WHAT NEEDS TO BE DONE:
Copy out all lines that carry the word "依學校規定".

Data records:
******

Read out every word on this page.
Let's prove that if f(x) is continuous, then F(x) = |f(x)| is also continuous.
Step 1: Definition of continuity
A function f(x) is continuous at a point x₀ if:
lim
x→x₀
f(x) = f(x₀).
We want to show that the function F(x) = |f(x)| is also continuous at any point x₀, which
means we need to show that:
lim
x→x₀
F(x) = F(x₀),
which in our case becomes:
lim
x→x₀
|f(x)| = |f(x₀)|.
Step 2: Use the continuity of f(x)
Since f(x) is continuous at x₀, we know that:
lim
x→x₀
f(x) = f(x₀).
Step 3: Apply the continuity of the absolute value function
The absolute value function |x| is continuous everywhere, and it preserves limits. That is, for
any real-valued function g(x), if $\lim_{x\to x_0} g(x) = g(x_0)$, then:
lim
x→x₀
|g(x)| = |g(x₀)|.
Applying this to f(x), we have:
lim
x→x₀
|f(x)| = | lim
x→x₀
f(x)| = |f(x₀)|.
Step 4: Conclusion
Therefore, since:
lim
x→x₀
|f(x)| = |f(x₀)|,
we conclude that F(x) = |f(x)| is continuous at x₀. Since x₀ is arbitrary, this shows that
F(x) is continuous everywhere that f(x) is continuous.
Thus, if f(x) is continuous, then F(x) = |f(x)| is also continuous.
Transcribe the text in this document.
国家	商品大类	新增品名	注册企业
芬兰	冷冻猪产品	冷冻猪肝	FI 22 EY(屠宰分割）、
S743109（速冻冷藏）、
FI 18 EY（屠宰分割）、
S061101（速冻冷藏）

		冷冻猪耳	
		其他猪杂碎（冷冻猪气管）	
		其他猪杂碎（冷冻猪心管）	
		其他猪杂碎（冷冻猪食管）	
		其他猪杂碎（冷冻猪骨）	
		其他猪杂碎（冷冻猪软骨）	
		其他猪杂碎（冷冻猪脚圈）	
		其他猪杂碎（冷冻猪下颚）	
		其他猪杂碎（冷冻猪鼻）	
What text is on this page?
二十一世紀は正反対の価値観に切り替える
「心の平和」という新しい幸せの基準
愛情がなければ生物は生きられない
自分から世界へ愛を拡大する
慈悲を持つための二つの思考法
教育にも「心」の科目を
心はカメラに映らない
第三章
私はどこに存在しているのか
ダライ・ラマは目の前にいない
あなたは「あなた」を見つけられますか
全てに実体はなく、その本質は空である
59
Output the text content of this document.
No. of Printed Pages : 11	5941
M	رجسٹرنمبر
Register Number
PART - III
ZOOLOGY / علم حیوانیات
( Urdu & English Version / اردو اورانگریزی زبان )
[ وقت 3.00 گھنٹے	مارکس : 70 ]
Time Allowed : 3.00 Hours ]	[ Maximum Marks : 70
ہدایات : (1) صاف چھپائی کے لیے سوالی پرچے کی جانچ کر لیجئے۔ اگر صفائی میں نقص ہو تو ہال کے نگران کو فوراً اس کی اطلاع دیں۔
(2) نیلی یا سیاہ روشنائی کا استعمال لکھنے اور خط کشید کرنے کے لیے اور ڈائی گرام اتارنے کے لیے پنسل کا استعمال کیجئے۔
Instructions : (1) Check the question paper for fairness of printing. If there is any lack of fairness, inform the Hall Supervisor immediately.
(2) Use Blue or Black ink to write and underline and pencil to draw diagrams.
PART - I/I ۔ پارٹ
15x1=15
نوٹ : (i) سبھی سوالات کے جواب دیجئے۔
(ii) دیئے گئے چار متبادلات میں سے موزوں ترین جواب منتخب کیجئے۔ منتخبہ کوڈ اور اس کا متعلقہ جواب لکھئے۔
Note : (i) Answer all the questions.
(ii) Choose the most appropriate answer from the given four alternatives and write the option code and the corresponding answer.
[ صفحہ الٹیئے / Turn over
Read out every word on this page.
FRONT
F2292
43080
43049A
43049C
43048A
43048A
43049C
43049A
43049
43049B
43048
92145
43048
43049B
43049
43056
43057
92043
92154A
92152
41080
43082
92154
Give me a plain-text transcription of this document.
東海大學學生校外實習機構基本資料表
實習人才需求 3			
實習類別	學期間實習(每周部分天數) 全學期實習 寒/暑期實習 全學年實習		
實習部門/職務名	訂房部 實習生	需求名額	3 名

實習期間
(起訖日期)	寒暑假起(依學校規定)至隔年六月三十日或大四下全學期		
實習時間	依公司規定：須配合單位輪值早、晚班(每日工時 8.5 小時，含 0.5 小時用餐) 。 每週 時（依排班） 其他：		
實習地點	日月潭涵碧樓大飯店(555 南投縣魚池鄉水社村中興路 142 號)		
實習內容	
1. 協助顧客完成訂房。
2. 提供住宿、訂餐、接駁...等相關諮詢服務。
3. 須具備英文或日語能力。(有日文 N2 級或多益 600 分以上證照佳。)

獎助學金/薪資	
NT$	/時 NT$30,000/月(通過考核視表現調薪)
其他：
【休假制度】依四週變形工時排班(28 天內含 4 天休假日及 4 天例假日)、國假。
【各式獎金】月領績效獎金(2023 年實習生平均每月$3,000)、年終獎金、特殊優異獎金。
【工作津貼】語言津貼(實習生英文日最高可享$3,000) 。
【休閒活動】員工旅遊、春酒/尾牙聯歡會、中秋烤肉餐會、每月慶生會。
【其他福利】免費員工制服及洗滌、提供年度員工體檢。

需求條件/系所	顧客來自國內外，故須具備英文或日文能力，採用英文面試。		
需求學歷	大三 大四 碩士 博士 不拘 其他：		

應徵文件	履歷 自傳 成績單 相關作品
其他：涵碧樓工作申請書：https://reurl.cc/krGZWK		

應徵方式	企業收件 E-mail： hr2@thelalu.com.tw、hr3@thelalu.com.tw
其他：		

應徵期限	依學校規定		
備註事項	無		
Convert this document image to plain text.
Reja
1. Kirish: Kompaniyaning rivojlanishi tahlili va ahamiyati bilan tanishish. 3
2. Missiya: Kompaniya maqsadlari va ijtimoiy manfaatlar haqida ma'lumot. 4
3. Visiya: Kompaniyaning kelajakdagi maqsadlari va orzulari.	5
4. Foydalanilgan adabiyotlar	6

******

SOLUTION:
(起訖日期)	寒暑假起(依學校規定)至隔年六月三十日或大四下全學期		
應徵期限	依學校規定		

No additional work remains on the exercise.